_EXERCISE AIM:_ Extract all lines that hold "wordt" from the records below.

# START OF RECORDS SUPPLIED

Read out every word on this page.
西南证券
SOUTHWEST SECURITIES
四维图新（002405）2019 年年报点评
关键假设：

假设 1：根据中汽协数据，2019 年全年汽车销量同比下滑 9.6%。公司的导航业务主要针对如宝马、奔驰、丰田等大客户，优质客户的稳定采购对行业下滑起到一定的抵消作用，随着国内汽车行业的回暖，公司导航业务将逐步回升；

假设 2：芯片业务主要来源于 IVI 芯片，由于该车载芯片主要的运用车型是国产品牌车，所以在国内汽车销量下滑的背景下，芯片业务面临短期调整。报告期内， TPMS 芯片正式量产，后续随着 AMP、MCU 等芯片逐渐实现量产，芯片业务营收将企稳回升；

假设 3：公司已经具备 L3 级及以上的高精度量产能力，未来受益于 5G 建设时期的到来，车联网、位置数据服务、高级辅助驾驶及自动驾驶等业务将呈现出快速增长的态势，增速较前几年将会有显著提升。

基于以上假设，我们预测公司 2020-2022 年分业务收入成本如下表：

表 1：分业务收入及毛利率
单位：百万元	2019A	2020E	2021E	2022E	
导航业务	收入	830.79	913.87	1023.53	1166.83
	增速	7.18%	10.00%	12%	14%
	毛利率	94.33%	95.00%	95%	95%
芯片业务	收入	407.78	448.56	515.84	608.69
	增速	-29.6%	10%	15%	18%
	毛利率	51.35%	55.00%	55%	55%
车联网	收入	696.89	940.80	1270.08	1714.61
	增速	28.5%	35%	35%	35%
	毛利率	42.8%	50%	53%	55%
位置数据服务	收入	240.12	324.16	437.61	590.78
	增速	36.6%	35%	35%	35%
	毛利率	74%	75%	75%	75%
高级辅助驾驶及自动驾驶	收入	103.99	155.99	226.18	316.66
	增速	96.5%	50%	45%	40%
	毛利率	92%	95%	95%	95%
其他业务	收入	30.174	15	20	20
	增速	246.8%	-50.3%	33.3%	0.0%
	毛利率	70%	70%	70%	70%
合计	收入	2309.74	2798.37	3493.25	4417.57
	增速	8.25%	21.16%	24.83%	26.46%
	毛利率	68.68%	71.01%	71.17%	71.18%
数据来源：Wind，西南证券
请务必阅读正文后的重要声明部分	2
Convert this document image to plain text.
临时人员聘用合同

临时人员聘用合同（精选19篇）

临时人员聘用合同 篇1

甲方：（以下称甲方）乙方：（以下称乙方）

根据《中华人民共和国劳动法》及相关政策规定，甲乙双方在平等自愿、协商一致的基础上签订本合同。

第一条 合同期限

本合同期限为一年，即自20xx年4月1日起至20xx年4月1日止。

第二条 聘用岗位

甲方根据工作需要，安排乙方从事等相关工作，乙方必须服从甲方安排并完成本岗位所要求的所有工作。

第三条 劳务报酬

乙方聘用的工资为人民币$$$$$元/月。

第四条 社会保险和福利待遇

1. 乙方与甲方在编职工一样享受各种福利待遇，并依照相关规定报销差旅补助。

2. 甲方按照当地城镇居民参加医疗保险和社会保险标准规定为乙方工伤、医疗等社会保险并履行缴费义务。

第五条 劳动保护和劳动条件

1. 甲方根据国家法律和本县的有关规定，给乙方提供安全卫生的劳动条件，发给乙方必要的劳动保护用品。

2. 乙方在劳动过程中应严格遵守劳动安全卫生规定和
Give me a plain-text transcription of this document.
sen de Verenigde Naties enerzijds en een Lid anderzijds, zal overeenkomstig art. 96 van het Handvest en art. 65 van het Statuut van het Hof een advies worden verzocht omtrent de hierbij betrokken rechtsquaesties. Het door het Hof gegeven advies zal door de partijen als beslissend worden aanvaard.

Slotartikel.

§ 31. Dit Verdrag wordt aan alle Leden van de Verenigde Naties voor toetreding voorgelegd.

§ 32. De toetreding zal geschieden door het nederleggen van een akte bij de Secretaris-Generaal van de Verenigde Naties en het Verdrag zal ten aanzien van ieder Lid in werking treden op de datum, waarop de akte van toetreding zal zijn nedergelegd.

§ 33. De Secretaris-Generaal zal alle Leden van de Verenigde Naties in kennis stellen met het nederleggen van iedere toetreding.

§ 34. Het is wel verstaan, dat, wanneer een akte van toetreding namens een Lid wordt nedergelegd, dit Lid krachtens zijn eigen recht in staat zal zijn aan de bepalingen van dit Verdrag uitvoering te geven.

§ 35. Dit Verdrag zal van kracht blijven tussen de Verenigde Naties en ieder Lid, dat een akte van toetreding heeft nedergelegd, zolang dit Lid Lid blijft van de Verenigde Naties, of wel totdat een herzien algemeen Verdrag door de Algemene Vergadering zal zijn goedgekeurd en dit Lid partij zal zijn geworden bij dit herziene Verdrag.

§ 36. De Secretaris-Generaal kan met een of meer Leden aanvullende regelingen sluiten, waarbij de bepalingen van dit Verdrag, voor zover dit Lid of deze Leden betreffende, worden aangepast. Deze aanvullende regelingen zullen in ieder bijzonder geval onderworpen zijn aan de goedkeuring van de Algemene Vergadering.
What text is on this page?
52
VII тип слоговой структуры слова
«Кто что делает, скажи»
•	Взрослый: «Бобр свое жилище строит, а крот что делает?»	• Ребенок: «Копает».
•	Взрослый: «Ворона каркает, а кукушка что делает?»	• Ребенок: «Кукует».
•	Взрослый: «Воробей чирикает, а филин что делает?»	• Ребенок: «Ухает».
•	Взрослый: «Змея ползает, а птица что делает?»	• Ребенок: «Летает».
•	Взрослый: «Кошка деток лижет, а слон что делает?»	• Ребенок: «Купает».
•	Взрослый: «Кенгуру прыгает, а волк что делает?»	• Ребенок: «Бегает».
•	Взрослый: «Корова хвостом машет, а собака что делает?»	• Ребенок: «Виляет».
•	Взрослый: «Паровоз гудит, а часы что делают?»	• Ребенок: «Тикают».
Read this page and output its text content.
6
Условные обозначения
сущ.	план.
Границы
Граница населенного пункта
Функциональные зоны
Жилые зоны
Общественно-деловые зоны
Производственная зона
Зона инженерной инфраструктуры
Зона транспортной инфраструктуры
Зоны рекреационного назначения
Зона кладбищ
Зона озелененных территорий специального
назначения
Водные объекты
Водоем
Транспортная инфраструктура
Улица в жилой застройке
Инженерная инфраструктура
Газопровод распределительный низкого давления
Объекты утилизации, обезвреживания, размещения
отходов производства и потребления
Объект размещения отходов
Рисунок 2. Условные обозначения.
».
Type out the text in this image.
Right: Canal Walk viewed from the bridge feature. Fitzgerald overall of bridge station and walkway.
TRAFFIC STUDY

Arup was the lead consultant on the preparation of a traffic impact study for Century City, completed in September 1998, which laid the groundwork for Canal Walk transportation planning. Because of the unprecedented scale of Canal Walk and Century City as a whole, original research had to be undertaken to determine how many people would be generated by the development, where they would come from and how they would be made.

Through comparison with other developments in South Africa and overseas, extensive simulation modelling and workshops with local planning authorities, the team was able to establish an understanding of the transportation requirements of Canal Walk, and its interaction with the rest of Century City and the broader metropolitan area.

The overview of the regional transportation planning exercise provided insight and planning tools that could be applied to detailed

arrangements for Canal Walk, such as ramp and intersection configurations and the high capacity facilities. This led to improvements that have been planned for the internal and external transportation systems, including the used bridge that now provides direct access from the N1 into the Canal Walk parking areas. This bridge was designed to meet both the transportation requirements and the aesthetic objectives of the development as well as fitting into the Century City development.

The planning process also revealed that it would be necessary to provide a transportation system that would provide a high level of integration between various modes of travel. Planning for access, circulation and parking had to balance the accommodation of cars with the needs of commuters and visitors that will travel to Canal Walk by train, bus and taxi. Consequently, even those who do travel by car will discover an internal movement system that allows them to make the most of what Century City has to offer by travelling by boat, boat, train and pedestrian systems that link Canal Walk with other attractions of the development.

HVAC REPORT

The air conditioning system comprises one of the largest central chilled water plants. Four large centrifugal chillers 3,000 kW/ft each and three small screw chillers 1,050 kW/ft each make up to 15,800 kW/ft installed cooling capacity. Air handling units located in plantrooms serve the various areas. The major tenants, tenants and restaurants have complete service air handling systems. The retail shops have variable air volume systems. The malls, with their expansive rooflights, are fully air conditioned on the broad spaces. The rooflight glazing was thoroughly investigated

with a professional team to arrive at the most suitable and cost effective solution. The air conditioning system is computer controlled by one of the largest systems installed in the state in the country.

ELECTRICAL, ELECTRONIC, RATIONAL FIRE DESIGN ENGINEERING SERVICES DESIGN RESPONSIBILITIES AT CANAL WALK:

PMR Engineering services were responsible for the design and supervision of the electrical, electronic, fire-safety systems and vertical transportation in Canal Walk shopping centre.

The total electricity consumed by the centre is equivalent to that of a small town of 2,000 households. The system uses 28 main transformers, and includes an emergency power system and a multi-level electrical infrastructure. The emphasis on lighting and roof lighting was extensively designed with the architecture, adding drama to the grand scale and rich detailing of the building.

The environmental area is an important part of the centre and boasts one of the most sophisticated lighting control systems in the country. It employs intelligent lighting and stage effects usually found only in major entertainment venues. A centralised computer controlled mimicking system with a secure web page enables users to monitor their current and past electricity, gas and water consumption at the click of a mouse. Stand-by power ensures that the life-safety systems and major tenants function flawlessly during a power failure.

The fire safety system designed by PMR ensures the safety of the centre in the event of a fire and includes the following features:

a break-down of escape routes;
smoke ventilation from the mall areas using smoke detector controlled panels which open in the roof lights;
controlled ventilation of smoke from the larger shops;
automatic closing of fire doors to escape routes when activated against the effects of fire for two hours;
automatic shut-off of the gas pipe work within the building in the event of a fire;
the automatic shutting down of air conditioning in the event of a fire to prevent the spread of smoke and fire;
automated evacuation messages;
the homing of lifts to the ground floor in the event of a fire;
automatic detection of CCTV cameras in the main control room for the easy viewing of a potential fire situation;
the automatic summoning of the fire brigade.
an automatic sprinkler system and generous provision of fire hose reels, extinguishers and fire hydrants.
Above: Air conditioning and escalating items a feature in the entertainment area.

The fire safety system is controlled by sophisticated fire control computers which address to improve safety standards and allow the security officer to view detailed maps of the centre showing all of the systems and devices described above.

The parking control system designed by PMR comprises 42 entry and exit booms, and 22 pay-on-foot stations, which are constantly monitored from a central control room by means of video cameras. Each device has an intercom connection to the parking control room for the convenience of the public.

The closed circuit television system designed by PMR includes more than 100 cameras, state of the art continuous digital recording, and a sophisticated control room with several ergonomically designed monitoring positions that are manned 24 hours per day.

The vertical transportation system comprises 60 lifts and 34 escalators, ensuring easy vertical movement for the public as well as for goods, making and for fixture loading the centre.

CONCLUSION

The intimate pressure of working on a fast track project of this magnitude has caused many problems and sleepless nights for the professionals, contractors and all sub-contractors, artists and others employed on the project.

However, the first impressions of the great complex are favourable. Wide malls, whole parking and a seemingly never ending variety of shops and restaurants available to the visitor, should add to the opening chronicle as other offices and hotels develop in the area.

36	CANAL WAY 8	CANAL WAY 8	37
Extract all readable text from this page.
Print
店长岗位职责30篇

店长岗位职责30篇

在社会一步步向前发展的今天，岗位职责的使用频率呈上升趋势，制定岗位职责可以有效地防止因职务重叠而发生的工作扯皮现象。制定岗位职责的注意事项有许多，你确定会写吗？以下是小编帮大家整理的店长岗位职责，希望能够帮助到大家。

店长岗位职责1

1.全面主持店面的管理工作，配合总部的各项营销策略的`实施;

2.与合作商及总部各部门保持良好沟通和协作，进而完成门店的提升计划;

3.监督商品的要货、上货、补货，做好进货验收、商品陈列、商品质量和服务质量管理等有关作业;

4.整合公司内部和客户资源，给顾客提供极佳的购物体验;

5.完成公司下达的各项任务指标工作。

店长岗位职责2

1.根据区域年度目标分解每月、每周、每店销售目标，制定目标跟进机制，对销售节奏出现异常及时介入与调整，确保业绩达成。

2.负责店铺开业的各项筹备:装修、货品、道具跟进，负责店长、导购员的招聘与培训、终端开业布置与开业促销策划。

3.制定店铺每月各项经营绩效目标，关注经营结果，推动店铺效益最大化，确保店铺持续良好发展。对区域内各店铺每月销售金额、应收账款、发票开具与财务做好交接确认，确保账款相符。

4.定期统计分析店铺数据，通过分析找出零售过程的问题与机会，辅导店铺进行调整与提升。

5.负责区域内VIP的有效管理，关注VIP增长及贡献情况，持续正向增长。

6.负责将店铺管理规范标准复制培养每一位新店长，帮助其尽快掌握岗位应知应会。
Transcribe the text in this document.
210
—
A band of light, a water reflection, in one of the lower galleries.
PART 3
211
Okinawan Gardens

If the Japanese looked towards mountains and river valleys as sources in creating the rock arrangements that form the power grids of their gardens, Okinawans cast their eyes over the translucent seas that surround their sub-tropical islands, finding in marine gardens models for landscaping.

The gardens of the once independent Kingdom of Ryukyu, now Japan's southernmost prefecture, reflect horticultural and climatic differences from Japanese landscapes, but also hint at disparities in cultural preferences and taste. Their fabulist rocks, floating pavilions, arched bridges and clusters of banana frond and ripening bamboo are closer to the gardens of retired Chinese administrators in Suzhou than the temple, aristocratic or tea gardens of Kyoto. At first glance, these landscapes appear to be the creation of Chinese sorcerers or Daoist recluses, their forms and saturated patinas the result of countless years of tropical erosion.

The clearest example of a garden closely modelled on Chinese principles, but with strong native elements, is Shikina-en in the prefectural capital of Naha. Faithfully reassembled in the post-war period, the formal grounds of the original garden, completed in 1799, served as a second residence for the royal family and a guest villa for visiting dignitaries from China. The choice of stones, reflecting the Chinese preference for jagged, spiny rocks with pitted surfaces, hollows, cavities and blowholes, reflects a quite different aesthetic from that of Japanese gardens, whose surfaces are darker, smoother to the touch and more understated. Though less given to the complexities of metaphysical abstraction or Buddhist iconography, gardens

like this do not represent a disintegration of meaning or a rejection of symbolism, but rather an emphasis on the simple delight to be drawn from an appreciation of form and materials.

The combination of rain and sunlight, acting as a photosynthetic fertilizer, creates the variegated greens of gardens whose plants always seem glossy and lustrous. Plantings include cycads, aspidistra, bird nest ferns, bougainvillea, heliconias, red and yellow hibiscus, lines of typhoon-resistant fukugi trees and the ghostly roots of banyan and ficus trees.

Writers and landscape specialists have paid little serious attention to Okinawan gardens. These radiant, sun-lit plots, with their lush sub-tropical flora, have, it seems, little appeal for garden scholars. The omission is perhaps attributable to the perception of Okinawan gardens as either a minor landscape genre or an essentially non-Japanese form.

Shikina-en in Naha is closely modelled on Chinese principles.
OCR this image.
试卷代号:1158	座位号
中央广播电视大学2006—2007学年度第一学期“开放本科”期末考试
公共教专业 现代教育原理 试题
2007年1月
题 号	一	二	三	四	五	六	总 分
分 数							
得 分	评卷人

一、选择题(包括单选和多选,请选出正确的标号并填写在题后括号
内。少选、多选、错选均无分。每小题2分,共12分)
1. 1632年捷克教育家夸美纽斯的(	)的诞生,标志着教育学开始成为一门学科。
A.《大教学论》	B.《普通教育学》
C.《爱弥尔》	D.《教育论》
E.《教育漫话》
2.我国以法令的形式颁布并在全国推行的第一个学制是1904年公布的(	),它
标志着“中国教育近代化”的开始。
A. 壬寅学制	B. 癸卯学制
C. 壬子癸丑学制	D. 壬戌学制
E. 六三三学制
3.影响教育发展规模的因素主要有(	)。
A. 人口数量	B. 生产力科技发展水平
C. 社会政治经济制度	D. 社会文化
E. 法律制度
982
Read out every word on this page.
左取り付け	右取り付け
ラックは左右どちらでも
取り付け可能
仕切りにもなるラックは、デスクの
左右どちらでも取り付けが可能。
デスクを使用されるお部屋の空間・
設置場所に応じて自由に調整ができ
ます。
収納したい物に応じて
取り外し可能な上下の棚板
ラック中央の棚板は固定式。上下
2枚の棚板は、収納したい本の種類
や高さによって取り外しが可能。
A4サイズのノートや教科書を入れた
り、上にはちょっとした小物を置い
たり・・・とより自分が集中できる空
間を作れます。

# END OF RECORDS SUPPLIED

_SOLUTION TO THE PROBLEM:_
§ 31. Dit Verdrag wordt aan alle Leden van de Verenigde Naties voor toetreding voorgelegd.
§ 34. Het is wel verstaan, dat, wanneer een akte van toetreding namens een Lid wordt nedergelegd, dit Lid krachtens zijn eigen recht in staat zal zijn aan de bepalingen van dit Verdrag uitvoering te geven.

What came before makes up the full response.